Entries supplied >>
# # # # # # #

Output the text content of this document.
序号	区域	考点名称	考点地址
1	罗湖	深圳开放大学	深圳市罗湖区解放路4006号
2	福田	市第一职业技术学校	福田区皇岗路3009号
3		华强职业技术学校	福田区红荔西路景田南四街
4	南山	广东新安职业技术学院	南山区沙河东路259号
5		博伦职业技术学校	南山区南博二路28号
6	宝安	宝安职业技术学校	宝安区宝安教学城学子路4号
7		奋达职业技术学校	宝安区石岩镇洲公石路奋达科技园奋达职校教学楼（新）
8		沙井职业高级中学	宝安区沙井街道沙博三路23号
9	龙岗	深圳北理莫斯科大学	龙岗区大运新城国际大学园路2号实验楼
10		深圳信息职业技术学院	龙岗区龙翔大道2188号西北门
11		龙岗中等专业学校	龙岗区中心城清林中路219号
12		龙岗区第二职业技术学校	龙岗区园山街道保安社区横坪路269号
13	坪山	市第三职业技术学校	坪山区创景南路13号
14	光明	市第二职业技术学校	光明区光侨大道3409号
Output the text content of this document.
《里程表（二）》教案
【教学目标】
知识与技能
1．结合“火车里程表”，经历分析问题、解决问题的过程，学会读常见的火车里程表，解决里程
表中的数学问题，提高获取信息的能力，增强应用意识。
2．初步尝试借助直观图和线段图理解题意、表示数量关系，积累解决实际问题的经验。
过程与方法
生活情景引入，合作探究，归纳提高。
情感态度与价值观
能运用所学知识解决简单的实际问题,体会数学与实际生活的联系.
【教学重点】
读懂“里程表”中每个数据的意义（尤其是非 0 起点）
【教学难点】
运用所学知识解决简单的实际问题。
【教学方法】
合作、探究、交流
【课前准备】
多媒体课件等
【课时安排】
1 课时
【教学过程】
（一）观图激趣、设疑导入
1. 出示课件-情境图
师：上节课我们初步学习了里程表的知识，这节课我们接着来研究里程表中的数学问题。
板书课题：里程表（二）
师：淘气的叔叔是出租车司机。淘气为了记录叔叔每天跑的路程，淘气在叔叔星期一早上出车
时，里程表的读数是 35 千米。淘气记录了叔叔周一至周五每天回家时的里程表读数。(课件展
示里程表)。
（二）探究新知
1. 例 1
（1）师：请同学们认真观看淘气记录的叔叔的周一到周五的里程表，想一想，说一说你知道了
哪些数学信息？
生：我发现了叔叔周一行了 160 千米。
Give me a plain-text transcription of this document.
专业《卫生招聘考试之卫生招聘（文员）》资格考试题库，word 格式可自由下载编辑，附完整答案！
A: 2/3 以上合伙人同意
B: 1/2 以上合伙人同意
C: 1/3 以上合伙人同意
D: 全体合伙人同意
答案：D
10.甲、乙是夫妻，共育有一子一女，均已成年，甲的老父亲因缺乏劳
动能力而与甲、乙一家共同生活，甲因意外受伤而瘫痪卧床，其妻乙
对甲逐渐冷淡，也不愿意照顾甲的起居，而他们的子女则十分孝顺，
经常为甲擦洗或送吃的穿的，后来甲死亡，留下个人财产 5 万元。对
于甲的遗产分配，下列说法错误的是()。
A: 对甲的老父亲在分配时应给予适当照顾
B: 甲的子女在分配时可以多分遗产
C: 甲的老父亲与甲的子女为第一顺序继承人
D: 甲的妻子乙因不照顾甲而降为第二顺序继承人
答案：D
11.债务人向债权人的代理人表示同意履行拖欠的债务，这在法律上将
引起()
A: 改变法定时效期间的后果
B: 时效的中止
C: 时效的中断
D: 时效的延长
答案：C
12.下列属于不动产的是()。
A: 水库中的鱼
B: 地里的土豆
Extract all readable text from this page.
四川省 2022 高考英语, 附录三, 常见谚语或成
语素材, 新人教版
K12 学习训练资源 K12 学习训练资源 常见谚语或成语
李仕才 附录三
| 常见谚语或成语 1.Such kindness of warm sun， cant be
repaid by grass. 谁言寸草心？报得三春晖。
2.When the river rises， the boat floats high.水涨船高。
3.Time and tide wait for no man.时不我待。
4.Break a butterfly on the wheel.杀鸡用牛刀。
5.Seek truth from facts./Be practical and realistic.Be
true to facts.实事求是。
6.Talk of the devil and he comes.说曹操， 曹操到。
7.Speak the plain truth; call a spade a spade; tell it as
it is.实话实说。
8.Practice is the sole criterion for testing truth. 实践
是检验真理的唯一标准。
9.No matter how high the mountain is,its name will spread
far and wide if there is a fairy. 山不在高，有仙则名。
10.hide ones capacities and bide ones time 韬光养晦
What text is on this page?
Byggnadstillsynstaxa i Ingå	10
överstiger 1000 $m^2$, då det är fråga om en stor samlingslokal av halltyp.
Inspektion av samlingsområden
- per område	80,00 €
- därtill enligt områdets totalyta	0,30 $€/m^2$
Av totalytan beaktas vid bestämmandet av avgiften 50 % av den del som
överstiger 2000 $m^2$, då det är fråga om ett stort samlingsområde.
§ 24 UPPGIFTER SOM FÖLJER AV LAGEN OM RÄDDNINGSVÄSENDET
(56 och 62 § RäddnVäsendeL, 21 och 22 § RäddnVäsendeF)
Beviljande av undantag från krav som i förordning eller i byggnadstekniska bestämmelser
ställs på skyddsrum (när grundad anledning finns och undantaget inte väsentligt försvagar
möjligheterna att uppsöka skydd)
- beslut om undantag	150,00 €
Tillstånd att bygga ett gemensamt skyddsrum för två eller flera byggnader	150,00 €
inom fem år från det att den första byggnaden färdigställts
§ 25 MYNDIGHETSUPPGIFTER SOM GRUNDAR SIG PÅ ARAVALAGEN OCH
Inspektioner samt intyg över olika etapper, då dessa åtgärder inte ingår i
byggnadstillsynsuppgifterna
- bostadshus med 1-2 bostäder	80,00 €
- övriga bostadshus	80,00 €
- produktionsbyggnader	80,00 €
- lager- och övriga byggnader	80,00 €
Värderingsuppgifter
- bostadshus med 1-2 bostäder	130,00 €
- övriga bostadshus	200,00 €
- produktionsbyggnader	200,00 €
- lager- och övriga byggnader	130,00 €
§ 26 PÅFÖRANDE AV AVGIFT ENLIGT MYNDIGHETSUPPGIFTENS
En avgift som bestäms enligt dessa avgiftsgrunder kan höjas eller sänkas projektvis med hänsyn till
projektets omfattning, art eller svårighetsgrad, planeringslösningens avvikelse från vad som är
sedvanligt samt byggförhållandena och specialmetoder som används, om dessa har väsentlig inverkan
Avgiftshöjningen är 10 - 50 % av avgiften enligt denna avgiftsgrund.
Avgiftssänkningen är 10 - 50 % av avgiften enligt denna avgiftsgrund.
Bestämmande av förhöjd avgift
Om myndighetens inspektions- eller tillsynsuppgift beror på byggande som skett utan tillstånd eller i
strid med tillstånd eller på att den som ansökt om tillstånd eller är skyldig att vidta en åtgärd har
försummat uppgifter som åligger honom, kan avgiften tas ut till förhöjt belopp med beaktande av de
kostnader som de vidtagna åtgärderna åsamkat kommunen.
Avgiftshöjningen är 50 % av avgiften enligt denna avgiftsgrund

# # # # # # #

Exercise details >> Make an exact copy of all the data.

Output for this task >>
Output the text content of this document.
序号	区域	考点名称	考点地址
1	罗湖	深圳开放大学	深圳市罗湖区解放路4006号
2	福田	市第一职业技术学校	福田区皇岗路3009号
3		华强职业技术学校	福田区红荔西路景田南四街
4	南山	广东新安职业技术学院	南山区沙河东路259号
5		博伦职业技术学校	南山区南博二路28号
6	宝安	宝安职业技术学校	宝安区宝安教学城学子路4号
7		奋达职业技术学校	宝安区石岩镇洲公石路奋达科技园奋达职校教学楼（新）
8		沙井职业高级中学	宝安区沙井街道沙博三路23号
9	龙岗	深圳北理莫斯科大学	龙岗区大运新城国际大学园路2号实验楼
10		深圳信息职业技术学院	龙岗区龙翔大道2188号西北门
11		龙岗中等专业学校	龙岗区中心城清林中路219号
12		龙岗区第二职业技术学校	龙岗区园山街道保安社区横坪路269号
13	坪山	市第三职业技术学校	坪山区创景南路13号
14	光明	市第二职业技术学校	光明区光侨大道3409号
Output the text content of this document.
《里程表（二）》教案
【教学目标】
知识与技能
1．结合“火车里程表”，经历分析问题、解决问题的过程，学会读常见的火车里程表，解决里程
表中的数学问题，提高获取信息的能力，增强应用意识。
2．初步尝试借助直观图和线段图理解题意、表示数量关系，积累解决实际问题的经验。
过程与方法
生活情景引入，合作探究，归纳提高。
情感态度与价值观
能运用所学知识解决简单的实际问题,体会数学与实际生活的联系.
【教学重点】
读懂“里程表”中每个数据的意义（尤其是非 0 起点）
【教学难点】
运用所学知识解决简单的实际问题。
【教学方法】
合作、探究、交流
【课前准备】
多媒体课件等
【课时安排】
1 课时
【教学过程】
（一）观图激趣、设疑导入
1. 出示课件-情境图
师：上节课我们初步学习了里程表的知识，这节课我们接着来研究里程表中的数学问题。
板书课题：里程表（二）
师：淘气的叔叔是出租车司机。淘气为了记录叔叔每天跑的路程，淘气在叔叔星期一早上出车
时，里程表的读数是 35 千米。淘气记录了叔叔周一至周五每天回家时的里程表读数。(课件展
示里程表)。
（二）探究新知
1. 例 1
（1）师：请同学们认真观看淘气记录的叔叔的周一到周五的里程表，想一想，说一说你知道了
哪些数学信息？
生：我发现了叔叔周一行了 160 千米。
Give me a plain-text transcription of this document.
专业《卫生招聘考试之卫生招聘（文员）》资格考试题库，word 格式可自由下载编辑，附完整答案！
A: 2/3 以上合伙人同意
B: 1/2 以上合伙人同意
C: 1/3 以上合伙人同意
D: 全体合伙人同意
答案：D
10.甲、乙是夫妻，共育有一子一女，均已成年，甲的老父亲因缺乏劳
动能力而与甲、乙一家共同生活，甲因意外受伤而瘫痪卧床，其妻乙
对甲逐渐冷淡，也不愿意照顾甲的起居，而他们的子女则十分孝顺，
经常为甲擦洗或送吃的穿的，后来甲死亡，留下个人财产 5 万元。对
于甲的遗产分配，下列说法错误的是()。
A: 对甲的老父亲在分配时应给予适当照顾
B: 甲的子女在分配时可以多分遗产
C: 甲的老父亲与甲的子女为第一顺序继承人
D: 甲的妻子乙因不照顾甲而降为第二顺序继承人
答案：D
11.债务人向债权人的代理人表示同意履行拖欠的债务，这在法律上将
引起()
A: 改变法定时效期间的后果
B: 时效的中止
C: 时效的中断
D: 时效的延长
答案：C
12.下列属于不动产的是()。
A: 水库中的鱼
B: 地里的土豆
Extract all readable text from this page.
四川省 2022 高考英语, 附录三, 常见谚语或成
语素材, 新人教版
K12 学习训练资源 K12 学习训练资源 常见谚语或成语
李仕才 附录三
| 常见谚语或成语 1.Such kindness of warm sun， cant be
repaid by grass. 谁言寸草心？报得三春晖。
2.When the river rises， the boat floats high.水涨船高。
3.Time and tide wait for no man.时不我待。
4.Break a butterfly on the wheel.杀鸡用牛刀。
5.Seek truth from facts./Be practical and realistic.Be
true to facts.实事求是。
6.Talk of the devil and he comes.说曹操， 曹操到。
7.Speak the plain truth; call a spade a spade; tell it as
it is.实话实说。
8.Practice is the sole criterion for testing truth. 实践
是检验真理的唯一标准。
9.No matter how high the mountain is,its name will spread
far and wide if there is a fairy. 山不在高，有仙则名。
10.hide ones capacities and bide ones time 韬光养晦
What text is on this page?
Byggnadstillsynstaxa i Ingå	10
överstiger 1000 $m^2$, då det är fråga om en stor samlingslokal av halltyp.
Inspektion av samlingsområden
- per område	80,00 €
- därtill enligt områdets totalyta	0,30 $€/m^2$
Av totalytan beaktas vid bestämmandet av avgiften 50 % av den del som
överstiger 2000 $m^2$, då det är fråga om ett stort samlingsområde.
§ 24 UPPGIFTER SOM FÖLJER AV LAGEN OM RÄDDNINGSVÄSENDET
(56 och 62 § RäddnVäsendeL, 21 och 22 § RäddnVäsendeF)
Beviljande av undantag från krav som i förordning eller i byggnadstekniska bestämmelser
ställs på skyddsrum (när grundad anledning finns och undantaget inte väsentligt försvagar
möjligheterna att uppsöka skydd)
- beslut om undantag	150,00 €
Tillstånd att bygga ett gemensamt skyddsrum för två eller flera byggnader	150,00 €
inom fem år från det att den första byggnaden färdigställts
§ 25 MYNDIGHETSUPPGIFTER SOM GRUNDAR SIG PÅ ARAVALAGEN OCH
Inspektioner samt intyg över olika etapper, då dessa åtgärder inte ingår i
byggnadstillsynsuppgifterna
- bostadshus med 1-2 bostäder	80,00 €
- övriga bostadshus	80,00 €
- produktionsbyggnader	80,00 €
- lager- och övriga byggnader	80,00 €
Värderingsuppgifter
- bostadshus med 1-2 bostäder	130,00 €
- övriga bostadshus	200,00 €
- produktionsbyggnader	200,00 €
- lager- och övriga byggnader	130,00 €
§ 26 PÅFÖRANDE AV AVGIFT ENLIGT MYNDIGHETSUPPGIFTENS
En avgift som bestäms enligt dessa avgiftsgrunder kan höjas eller sänkas projektvis med hänsyn till
projektets omfattning, art eller svårighetsgrad, planeringslösningens avvikelse från vad som är
sedvanligt samt byggförhållandena och specialmetoder som används, om dessa har väsentlig inverkan
Avgiftshöjningen är 10 - 50 % av avgiften enligt denna avgiftsgrund.
Avgiftssänkningen är 10 - 50 % av avgiften enligt denna avgiftsgrund.
Bestämmande av förhöjd avgift
Om myndighetens inspektions- eller tillsynsuppgift beror på byggande som skett utan tillstånd eller i
strid med tillstånd eller på att den som ansökt om tillstånd eller är skyldig att vidta en åtgärd har
försummat uppgifter som åligger honom, kan avgiften tas ut till förhöjt belopp med beaktande av de
kostnader som de vidtagna åtgärderna åsamkat kommunen.
Avgiftshöjningen är 50 % av avgiften enligt denna avgiftsgrund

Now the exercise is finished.